**Listing**
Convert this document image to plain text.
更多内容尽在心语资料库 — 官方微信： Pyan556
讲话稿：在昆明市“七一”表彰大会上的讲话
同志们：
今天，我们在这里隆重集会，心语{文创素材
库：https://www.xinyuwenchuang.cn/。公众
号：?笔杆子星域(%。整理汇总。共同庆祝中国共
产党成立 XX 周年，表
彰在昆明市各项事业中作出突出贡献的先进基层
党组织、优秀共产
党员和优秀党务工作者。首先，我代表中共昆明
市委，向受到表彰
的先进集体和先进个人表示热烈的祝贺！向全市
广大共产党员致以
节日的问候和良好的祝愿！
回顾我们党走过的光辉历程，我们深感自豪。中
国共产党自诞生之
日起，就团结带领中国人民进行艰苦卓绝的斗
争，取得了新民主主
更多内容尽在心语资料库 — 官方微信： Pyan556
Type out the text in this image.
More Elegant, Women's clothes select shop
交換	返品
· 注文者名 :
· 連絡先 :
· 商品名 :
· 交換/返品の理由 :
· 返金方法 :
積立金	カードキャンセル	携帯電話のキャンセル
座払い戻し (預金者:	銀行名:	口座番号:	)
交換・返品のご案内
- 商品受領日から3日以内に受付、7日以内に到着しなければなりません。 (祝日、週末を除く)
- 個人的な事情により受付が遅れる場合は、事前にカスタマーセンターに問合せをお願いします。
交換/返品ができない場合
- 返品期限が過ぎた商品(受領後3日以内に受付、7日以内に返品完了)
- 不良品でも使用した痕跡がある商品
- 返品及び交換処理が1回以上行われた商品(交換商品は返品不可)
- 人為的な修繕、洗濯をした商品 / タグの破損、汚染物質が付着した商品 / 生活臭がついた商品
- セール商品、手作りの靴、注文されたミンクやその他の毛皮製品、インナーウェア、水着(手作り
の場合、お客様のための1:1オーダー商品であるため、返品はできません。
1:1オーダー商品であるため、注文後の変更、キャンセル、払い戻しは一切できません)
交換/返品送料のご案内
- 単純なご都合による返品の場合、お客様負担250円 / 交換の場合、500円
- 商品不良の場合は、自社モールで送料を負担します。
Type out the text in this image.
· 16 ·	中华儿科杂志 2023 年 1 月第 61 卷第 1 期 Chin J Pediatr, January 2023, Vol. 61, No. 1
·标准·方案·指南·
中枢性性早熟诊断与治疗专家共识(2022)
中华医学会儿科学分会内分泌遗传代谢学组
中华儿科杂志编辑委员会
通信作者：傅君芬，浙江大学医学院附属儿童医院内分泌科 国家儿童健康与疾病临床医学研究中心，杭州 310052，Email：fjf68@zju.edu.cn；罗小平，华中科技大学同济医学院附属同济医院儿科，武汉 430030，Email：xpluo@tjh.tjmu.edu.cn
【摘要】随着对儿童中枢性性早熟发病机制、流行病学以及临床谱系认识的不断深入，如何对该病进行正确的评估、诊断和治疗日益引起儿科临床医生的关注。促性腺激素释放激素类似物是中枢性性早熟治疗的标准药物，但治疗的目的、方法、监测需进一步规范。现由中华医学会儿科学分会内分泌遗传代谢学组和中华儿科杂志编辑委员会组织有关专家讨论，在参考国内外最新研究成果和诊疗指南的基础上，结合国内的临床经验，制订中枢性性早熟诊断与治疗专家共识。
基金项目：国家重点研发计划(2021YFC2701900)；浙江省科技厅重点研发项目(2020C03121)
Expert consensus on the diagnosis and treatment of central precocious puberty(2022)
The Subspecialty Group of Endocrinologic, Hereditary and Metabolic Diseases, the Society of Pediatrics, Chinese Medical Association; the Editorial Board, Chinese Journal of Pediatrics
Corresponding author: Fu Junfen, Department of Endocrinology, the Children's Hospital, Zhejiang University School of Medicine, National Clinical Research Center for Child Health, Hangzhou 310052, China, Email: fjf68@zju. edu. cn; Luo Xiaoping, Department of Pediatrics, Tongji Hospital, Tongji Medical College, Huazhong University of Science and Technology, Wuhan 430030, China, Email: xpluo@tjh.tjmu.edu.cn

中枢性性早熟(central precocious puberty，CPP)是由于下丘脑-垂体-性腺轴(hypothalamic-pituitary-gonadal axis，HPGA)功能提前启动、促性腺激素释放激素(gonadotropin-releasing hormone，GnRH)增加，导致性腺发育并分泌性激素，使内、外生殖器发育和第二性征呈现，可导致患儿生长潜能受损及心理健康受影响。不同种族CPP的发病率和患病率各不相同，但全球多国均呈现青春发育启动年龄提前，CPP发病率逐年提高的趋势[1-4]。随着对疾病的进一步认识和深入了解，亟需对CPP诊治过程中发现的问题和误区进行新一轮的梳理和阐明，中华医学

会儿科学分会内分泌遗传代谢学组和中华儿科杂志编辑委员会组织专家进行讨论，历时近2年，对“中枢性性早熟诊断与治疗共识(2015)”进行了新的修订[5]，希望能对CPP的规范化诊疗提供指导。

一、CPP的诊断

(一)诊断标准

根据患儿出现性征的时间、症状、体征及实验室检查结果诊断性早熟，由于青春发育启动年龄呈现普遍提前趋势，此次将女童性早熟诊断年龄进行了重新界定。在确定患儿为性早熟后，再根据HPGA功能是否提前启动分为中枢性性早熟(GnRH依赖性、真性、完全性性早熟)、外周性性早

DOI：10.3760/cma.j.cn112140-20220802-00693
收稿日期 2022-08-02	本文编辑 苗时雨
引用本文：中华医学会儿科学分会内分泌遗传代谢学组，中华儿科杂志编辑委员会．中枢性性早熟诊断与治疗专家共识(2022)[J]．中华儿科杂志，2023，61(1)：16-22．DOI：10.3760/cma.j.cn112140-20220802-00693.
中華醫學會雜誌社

**Problem statement**
Scan the lines for the string "Pediatrics". Pick out every line that has it.

**Written answer**
The Subspecialty Group of Endocrinologic, Hereditary and Metabolic Diseases, the Society of Pediatrics, Chinese Medical Association; the Editorial Board, Chinese Journal of Pediatrics
Corresponding author: Fu Junfen, Department of Endocrinology, the Children's Hospital, Zhejiang University School of Medicine, National Clinical Research Center for Child Health, Hangzhou 310052, China, Email: fjf68@zju. edu. cn; Luo Xiaoping, Department of Pediatrics, Tongji Hospital, Tongji Medical College, Huazhong University of Science and Technology, Wuhan 430030, China, Email: xpluo@tjh.tjmu.edu.cn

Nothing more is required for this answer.